--- BEGIN ---
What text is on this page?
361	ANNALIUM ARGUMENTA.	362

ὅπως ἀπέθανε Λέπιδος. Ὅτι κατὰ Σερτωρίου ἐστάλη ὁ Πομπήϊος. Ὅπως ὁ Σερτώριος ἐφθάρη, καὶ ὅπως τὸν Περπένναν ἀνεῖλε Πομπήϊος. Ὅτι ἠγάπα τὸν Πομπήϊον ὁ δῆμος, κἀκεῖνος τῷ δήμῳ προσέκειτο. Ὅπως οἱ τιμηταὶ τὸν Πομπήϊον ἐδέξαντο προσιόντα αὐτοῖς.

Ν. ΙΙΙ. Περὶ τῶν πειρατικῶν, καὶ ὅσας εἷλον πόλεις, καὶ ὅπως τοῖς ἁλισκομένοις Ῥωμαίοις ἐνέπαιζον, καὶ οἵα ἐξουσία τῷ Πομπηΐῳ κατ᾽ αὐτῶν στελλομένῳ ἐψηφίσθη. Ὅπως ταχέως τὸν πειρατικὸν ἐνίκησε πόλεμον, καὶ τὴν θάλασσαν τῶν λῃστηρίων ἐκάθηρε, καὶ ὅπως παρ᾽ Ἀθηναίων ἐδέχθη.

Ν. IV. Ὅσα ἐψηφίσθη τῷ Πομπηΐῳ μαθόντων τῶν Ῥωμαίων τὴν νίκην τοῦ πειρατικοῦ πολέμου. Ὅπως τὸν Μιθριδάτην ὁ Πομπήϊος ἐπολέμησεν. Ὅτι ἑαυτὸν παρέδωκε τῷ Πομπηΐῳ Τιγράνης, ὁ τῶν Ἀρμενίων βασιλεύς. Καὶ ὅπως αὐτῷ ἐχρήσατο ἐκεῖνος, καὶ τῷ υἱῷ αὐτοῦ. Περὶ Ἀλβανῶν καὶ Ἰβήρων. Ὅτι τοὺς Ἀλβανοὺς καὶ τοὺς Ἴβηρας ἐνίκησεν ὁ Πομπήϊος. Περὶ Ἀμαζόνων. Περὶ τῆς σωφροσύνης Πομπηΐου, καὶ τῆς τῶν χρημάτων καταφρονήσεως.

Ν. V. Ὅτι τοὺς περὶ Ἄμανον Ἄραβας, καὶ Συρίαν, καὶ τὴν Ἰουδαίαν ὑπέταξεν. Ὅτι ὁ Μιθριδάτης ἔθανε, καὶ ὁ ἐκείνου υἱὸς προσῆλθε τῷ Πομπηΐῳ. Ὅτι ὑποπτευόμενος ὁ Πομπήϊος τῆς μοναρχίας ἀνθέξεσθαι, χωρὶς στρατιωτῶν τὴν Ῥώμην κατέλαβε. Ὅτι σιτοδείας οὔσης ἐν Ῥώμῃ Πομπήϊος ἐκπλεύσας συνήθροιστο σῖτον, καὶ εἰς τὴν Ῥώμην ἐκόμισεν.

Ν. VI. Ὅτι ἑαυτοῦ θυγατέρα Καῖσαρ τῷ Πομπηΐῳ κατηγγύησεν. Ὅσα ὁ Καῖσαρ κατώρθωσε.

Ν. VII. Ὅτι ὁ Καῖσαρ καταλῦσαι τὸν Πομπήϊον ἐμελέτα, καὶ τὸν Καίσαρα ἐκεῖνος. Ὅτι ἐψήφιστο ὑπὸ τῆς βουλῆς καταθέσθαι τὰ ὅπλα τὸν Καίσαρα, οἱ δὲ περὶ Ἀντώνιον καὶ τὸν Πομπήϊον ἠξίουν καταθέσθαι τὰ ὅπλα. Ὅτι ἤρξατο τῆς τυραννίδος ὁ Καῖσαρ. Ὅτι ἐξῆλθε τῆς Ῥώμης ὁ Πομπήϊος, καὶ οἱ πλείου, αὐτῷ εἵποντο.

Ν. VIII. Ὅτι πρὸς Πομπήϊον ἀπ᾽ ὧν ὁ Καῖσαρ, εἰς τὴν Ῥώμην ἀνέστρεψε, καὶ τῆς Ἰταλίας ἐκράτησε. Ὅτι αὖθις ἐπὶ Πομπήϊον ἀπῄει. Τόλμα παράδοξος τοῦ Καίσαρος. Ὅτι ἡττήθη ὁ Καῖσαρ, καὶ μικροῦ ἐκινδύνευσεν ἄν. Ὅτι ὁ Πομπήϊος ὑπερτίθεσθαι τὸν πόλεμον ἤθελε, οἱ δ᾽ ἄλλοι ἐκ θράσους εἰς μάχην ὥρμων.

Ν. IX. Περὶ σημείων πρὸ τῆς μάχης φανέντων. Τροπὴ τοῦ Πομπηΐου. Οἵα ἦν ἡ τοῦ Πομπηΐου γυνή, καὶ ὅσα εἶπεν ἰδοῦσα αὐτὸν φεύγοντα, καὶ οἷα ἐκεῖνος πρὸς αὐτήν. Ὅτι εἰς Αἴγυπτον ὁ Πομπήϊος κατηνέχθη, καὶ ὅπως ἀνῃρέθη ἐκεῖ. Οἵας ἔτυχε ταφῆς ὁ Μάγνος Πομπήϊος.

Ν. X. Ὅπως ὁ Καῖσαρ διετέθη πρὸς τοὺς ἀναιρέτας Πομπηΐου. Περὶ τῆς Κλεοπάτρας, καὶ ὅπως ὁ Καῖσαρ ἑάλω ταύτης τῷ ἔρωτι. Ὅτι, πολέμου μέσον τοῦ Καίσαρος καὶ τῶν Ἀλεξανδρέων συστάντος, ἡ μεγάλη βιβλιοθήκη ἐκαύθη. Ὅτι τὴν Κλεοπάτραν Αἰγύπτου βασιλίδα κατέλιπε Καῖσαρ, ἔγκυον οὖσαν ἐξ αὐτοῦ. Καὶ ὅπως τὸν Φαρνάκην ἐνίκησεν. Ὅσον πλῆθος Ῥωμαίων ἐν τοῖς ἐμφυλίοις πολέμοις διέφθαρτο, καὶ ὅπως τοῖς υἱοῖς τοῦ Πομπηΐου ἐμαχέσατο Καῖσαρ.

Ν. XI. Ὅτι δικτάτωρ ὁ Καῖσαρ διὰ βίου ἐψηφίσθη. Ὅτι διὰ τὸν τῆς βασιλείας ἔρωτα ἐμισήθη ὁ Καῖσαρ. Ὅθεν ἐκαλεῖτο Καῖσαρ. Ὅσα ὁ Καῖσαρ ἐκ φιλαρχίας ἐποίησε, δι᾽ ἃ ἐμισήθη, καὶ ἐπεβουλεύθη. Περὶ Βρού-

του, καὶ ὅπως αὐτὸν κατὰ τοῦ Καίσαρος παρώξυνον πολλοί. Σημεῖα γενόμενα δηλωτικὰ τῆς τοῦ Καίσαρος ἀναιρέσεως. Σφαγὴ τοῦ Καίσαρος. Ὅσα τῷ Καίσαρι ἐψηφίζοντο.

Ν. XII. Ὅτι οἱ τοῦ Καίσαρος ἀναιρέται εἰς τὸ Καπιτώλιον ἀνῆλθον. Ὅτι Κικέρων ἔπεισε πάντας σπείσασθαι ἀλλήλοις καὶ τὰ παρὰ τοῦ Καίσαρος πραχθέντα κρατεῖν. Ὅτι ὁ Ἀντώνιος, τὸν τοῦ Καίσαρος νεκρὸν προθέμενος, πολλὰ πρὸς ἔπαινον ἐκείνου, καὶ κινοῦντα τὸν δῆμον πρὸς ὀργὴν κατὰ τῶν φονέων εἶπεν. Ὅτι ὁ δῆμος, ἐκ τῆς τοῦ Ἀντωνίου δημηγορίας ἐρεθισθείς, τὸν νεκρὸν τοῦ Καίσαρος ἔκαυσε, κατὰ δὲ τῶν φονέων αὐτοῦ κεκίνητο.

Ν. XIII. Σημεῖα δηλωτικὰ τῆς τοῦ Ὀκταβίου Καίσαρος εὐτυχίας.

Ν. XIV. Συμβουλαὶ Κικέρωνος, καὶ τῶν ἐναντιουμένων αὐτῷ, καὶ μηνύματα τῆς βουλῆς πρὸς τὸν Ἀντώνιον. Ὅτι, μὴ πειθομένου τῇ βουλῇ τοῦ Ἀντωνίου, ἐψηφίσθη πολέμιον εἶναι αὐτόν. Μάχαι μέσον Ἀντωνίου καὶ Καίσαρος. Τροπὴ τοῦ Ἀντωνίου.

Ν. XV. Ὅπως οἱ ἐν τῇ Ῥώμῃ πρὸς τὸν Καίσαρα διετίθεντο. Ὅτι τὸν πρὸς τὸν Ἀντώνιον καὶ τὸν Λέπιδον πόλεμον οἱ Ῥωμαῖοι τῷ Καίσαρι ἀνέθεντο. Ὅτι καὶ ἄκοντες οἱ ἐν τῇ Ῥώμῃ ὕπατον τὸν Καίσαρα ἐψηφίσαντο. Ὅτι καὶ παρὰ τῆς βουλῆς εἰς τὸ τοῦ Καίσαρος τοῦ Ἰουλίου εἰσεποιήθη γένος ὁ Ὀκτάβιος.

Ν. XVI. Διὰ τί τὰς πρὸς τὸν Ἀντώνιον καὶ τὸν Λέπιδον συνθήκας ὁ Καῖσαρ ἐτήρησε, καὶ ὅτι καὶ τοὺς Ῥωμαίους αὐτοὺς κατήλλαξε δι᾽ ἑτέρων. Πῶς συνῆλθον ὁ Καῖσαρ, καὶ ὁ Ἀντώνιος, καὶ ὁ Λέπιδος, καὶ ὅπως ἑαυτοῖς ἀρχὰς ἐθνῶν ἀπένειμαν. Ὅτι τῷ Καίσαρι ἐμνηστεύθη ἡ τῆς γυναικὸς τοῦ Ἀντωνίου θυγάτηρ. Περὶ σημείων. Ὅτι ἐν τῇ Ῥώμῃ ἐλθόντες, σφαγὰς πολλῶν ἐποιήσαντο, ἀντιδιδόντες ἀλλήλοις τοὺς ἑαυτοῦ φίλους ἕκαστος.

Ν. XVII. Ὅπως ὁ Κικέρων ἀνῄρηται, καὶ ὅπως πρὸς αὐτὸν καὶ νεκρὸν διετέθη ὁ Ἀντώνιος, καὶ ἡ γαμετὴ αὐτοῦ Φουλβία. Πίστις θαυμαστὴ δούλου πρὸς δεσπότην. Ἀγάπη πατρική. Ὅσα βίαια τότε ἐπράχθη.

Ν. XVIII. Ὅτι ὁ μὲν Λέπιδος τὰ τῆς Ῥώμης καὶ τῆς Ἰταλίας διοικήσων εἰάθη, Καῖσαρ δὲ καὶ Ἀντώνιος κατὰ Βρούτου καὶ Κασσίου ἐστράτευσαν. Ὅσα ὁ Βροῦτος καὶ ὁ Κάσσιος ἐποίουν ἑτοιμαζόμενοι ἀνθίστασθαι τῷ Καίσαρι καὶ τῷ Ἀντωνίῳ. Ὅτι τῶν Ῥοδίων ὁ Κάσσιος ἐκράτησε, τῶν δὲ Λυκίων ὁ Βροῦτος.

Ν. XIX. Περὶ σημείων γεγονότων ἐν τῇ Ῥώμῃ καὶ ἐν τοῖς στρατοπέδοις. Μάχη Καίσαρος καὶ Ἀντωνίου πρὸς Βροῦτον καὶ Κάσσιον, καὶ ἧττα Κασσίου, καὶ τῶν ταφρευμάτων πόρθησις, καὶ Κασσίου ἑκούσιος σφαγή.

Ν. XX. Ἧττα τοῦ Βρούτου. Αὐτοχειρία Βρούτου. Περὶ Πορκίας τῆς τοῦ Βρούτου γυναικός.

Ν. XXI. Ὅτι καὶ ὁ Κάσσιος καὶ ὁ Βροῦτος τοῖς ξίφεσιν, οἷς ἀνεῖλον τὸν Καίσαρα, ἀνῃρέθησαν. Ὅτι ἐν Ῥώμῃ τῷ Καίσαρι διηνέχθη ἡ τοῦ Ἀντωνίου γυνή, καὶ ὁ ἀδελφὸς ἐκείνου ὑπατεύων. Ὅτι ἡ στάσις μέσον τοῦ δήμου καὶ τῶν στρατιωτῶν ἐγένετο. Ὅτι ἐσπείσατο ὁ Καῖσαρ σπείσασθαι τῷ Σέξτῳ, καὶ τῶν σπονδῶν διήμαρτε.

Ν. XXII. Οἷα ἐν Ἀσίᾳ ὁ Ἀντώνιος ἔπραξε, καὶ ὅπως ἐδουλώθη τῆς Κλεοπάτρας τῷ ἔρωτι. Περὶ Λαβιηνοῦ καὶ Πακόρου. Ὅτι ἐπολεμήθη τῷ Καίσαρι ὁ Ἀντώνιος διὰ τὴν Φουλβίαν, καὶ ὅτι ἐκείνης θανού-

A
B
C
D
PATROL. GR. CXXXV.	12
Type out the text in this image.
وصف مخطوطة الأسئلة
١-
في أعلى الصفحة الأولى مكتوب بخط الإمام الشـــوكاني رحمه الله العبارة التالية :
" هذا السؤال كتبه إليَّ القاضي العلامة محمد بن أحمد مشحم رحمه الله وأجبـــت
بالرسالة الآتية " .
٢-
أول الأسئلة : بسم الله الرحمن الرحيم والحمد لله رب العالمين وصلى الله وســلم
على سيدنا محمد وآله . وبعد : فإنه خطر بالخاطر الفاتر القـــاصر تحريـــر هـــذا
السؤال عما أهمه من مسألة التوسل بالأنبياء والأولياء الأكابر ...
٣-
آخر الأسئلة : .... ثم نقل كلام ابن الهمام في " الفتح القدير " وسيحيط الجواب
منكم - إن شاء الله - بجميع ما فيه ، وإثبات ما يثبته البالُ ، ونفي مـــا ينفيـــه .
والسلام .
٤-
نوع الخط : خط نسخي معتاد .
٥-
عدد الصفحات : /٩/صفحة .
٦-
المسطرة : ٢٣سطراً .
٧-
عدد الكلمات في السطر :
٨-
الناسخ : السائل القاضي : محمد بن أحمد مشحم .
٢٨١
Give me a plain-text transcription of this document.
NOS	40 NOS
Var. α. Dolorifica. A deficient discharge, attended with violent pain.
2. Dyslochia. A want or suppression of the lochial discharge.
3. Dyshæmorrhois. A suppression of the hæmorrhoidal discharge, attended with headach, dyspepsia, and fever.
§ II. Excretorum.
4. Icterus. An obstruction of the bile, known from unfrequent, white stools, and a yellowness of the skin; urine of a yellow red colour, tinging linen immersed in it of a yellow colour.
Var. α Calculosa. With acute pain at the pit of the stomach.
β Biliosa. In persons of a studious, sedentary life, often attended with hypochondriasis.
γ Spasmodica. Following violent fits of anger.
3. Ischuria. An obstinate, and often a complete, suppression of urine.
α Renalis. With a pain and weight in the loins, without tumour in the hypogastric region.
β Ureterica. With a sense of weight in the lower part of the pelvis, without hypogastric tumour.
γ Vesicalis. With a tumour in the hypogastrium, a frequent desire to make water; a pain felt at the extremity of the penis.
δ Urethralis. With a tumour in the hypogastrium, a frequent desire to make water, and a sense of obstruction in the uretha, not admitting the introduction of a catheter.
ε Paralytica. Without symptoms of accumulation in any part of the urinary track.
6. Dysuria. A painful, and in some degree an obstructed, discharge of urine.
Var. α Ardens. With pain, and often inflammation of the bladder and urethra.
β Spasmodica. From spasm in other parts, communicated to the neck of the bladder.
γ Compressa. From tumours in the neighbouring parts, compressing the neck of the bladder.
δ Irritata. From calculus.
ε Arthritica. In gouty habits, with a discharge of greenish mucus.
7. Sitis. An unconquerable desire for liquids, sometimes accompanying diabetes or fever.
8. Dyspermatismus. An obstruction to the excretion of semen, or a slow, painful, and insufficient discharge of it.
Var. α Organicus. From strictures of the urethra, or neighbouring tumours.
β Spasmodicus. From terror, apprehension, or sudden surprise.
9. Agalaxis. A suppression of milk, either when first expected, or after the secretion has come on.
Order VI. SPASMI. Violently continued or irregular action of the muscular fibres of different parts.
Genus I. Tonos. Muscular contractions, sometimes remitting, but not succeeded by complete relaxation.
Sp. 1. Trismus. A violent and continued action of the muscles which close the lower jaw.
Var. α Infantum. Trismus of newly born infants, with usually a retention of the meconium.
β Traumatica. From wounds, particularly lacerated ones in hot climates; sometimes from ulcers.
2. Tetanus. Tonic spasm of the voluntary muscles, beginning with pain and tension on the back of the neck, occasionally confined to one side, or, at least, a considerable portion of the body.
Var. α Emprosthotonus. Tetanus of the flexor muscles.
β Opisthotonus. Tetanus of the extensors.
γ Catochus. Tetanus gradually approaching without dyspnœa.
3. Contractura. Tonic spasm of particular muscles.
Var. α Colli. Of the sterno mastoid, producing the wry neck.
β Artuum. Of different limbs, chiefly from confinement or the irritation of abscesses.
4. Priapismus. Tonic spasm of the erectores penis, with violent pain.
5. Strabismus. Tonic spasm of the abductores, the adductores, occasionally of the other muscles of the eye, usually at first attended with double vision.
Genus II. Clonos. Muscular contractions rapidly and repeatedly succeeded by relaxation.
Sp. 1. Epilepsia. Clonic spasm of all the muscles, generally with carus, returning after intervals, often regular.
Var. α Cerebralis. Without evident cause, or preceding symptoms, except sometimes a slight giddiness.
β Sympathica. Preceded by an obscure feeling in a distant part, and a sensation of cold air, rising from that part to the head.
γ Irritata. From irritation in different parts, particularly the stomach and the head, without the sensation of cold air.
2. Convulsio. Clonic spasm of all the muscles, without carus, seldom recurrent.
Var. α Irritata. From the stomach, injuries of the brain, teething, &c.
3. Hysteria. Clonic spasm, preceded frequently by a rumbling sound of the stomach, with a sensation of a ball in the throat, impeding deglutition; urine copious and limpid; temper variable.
--- END ---
Using the material above, gather every line that includes "tumours".

γ Compressa. From tumours in the neighbouring parts, compressing the neck of the bladder.
Var. α Organicus. From strictures of the urethra, or neighbouring tumours.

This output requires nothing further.